Identify each line containing the word "وقوله" and copy it.
Material provided start
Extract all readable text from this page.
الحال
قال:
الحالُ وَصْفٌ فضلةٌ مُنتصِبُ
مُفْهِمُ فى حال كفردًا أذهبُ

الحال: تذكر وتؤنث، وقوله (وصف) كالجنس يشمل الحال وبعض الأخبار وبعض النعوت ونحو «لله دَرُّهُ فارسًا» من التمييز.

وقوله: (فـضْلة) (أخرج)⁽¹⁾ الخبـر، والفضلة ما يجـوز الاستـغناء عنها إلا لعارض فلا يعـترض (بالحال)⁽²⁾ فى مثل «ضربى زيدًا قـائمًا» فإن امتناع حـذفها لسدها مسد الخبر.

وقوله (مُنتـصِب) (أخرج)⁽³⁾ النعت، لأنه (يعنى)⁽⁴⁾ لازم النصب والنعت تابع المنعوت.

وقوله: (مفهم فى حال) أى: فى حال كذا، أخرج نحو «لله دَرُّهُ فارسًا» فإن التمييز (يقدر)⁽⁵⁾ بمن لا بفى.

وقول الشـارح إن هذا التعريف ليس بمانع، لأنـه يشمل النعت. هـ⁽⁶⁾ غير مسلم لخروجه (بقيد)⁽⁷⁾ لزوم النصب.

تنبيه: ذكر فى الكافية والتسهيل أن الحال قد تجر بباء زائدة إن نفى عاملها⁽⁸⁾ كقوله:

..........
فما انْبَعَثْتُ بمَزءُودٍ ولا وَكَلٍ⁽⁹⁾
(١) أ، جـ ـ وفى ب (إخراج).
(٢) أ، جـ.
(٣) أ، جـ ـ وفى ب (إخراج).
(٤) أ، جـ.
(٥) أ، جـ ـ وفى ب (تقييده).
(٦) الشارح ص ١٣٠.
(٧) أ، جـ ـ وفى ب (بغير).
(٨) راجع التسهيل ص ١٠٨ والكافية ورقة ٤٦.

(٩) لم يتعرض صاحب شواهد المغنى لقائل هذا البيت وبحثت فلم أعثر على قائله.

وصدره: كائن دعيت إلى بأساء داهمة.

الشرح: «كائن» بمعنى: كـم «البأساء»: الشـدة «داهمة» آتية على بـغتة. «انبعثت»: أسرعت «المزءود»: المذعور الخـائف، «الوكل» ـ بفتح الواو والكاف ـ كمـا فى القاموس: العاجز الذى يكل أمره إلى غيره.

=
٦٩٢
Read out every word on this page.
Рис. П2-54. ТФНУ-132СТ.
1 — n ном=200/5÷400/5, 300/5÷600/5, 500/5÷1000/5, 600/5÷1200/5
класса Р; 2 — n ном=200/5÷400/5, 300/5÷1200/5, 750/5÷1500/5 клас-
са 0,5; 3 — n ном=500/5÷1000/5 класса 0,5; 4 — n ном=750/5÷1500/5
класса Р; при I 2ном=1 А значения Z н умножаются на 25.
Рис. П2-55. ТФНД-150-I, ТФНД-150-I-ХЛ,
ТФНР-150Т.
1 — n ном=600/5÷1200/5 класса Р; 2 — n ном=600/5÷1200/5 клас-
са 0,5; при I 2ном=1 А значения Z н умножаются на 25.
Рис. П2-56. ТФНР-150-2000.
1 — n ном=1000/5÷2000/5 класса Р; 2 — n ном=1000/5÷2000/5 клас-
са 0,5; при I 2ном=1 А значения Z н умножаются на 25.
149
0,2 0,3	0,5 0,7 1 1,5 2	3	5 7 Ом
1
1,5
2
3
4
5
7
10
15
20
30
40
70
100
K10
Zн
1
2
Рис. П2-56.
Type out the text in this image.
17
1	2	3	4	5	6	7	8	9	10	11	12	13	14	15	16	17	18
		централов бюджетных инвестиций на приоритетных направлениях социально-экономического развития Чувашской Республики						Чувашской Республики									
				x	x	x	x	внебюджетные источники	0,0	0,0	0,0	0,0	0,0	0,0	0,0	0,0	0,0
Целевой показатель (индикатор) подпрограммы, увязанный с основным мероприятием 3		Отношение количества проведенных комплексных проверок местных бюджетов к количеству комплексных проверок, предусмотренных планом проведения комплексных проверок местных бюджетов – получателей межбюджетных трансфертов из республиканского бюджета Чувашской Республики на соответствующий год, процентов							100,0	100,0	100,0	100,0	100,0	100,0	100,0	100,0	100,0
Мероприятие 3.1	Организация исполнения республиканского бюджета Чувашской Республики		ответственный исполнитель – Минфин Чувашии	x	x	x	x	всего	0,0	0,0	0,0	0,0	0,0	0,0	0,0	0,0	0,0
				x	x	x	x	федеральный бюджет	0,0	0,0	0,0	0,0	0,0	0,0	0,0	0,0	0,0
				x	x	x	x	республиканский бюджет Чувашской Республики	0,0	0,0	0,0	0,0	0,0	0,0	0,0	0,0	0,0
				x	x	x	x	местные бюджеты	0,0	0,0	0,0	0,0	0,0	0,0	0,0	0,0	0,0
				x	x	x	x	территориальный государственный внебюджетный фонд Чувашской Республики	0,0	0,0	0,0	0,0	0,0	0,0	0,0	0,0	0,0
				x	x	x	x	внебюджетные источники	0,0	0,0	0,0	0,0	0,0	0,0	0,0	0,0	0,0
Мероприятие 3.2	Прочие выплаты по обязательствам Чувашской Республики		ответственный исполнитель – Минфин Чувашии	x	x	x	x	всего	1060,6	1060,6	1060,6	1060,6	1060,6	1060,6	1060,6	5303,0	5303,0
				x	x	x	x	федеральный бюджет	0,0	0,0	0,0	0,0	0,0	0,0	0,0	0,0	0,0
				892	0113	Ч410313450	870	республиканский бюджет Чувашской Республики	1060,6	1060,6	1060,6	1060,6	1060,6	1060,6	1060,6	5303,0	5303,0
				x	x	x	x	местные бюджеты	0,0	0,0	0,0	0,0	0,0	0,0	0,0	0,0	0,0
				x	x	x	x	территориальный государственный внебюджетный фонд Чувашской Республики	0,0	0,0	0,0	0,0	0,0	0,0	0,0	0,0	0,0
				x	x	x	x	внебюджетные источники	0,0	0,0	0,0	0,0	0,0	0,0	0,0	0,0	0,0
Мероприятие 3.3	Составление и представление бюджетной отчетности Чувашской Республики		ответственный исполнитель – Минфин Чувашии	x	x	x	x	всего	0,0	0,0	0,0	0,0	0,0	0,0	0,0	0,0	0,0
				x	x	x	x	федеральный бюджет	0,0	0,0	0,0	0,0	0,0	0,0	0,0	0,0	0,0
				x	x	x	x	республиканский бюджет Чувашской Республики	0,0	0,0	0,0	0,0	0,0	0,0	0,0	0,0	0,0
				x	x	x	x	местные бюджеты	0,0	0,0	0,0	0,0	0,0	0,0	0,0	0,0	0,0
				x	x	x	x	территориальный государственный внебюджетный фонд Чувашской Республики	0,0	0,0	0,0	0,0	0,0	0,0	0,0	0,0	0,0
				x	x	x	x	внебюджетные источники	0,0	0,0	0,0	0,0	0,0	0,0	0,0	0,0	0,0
Material provided end
Material provided start
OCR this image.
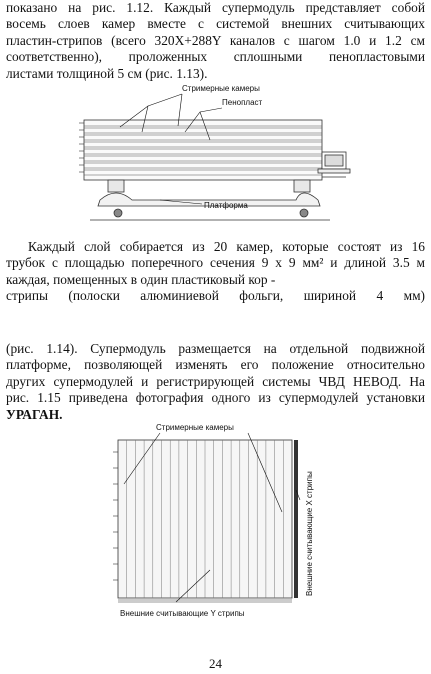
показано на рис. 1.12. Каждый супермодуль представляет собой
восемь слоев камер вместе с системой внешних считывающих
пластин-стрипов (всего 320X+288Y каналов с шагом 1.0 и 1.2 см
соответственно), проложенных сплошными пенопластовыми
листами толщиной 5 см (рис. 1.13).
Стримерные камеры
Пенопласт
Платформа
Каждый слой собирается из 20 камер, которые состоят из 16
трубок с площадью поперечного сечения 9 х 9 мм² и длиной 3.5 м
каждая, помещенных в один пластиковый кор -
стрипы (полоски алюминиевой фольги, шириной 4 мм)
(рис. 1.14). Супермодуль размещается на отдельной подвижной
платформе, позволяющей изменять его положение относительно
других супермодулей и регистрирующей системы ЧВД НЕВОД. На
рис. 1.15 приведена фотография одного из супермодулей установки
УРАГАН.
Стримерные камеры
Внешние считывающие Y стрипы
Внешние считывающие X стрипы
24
Material provided end
[Solution]:
الحال: تذكر وتؤنث، وقوله (وصف) كالجنس يشمل الحال وبعض الأخبار وبعض النعوت ونحو «لله دَرُّهُ فارسًا» من التمييز.
وقوله: (فـضْلة) (أخرج)⁽¹⁾ الخبـر، والفضلة ما يجـوز الاستـغناء عنها إلا لعارض فلا يعـترض (بالحال)⁽²⁾ فى مثل «ضربى زيدًا قـائمًا» فإن امتناع حـذفها لسدها مسد الخبر.
وقوله (مُنتـصِب) (أخرج)⁽³⁾ النعت، لأنه (يعنى)⁽⁴⁾ لازم النصب والنعت تابع المنعوت.
وقوله: (مفهم فى حال) أى: فى حال كذا، أخرج نحو «لله دَرُّهُ فارسًا» فإن التمييز (يقدر)⁽⁵⁾ بمن لا بفى.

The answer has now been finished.